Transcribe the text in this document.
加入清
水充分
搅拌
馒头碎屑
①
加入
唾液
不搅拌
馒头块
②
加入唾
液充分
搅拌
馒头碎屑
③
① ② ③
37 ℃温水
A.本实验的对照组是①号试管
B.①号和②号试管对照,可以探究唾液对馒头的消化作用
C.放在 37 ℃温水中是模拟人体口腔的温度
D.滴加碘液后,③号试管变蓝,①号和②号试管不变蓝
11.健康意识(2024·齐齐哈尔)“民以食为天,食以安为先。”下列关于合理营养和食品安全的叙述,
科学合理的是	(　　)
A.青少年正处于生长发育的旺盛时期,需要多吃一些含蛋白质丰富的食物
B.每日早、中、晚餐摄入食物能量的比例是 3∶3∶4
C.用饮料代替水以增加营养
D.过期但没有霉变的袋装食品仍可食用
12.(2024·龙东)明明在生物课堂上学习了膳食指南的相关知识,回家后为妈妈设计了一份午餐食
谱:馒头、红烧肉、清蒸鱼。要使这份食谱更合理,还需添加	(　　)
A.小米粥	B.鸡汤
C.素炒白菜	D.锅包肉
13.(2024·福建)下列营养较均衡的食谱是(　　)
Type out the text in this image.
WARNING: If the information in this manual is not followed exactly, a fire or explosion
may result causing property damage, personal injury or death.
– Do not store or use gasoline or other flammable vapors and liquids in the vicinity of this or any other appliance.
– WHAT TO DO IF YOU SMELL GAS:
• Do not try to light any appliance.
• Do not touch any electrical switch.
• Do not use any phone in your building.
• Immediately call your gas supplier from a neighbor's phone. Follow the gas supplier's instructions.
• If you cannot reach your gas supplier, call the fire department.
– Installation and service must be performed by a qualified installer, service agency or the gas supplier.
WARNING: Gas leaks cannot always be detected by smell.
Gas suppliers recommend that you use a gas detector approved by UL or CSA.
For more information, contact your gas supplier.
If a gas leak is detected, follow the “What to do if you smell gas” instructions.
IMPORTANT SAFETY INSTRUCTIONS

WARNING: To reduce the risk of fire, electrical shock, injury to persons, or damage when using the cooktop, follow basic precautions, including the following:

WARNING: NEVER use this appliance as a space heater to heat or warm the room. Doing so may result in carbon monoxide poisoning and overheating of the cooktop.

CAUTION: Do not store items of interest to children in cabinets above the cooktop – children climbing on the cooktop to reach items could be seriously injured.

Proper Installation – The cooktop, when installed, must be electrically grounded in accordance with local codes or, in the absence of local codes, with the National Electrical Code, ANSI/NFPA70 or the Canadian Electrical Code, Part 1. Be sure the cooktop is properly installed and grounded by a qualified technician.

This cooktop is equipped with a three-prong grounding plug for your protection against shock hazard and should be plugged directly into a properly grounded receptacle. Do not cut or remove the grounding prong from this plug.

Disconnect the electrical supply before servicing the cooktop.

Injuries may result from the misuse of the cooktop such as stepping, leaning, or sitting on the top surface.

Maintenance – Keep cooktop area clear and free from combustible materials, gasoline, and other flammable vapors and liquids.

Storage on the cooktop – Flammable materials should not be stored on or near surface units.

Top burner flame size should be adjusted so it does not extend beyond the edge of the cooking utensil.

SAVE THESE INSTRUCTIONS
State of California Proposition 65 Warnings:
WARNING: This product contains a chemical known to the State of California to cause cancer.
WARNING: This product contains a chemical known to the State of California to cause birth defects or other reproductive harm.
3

──────────

> [Written exercise] Restate every entry word for word.

> [Expected answer]
Transcribe the text in this document.
加入清
水充分
搅拌
馒头碎屑
①
加入
唾液
不搅拌
馒头块
②
加入唾
液充分
搅拌
馒头碎屑
③
① ② ③
37 ℃温水
A.本实验的对照组是①号试管
B.①号和②号试管对照,可以探究唾液对馒头的消化作用
C.放在 37 ℃温水中是模拟人体口腔的温度
D.滴加碘液后,③号试管变蓝,①号和②号试管不变蓝
11.健康意识(2024·齐齐哈尔)“民以食为天,食以安为先。”下列关于合理营养和食品安全的叙述,
科学合理的是	(　　)
A.青少年正处于生长发育的旺盛时期,需要多吃一些含蛋白质丰富的食物
B.每日早、中、晚餐摄入食物能量的比例是 3∶3∶4
C.用饮料代替水以增加营养
D.过期但没有霉变的袋装食品仍可食用
12.(2024·龙东)明明在生物课堂上学习了膳食指南的相关知识,回家后为妈妈设计了一份午餐食
谱:馒头、红烧肉、清蒸鱼。要使这份食谱更合理,还需添加	(　　)
A.小米粥	B.鸡汤
C.素炒白菜	D.锅包肉
13.(2024·福建)下列营养较均衡的食谱是(　　)
Type out the text in this image.
WARNING: If the information in this manual is not followed exactly, a fire or explosion
may result causing property damage, personal injury or death.
– Do not store or use gasoline or other flammable vapors and liquids in the vicinity of this or any other appliance.
– WHAT TO DO IF YOU SMELL GAS:
• Do not try to light any appliance.
• Do not touch any electrical switch.
• Do not use any phone in your building.
• Immediately call your gas supplier from a neighbor's phone. Follow the gas supplier's instructions.
• If you cannot reach your gas supplier, call the fire department.
– Installation and service must be performed by a qualified installer, service agency or the gas supplier.
WARNING: Gas leaks cannot always be detected by smell.
Gas suppliers recommend that you use a gas detector approved by UL or CSA.
For more information, contact your gas supplier.
If a gas leak is detected, follow the “What to do if you smell gas” instructions.
IMPORTANT SAFETY INSTRUCTIONS

WARNING: To reduce the risk of fire, electrical shock, injury to persons, or damage when using the cooktop, follow basic precautions, including the following:

WARNING: NEVER use this appliance as a space heater to heat or warm the room. Doing so may result in carbon monoxide poisoning and overheating of the cooktop.

CAUTION: Do not store items of interest to children in cabinets above the cooktop – children climbing on the cooktop to reach items could be seriously injured.

Proper Installation – The cooktop, when installed, must be electrically grounded in accordance with local codes or, in the absence of local codes, with the National Electrical Code, ANSI/NFPA70 or the Canadian Electrical Code, Part 1. Be sure the cooktop is properly installed and grounded by a qualified technician.

This cooktop is equipped with a three-prong grounding plug for your protection against shock hazard and should be plugged directly into a properly grounded receptacle. Do not cut or remove the grounding prong from this plug.

Disconnect the electrical supply before servicing the cooktop.

Injuries may result from the misuse of the cooktop such as stepping, leaning, or sitting on the top surface.

Maintenance – Keep cooktop area clear and free from combustible materials, gasoline, and other flammable vapors and liquids.

Storage on the cooktop – Flammable materials should not be stored on or near surface units.

Top burner flame size should be adjusted so it does not extend beyond the edge of the cooking utensil.

SAVE THESE INSTRUCTIONS
State of California Proposition 65 Warnings:
WARNING: This product contains a chemical known to the State of California to cause cancer.
WARNING: This product contains a chemical known to the State of California to cause birth defects or other reproductive harm.
3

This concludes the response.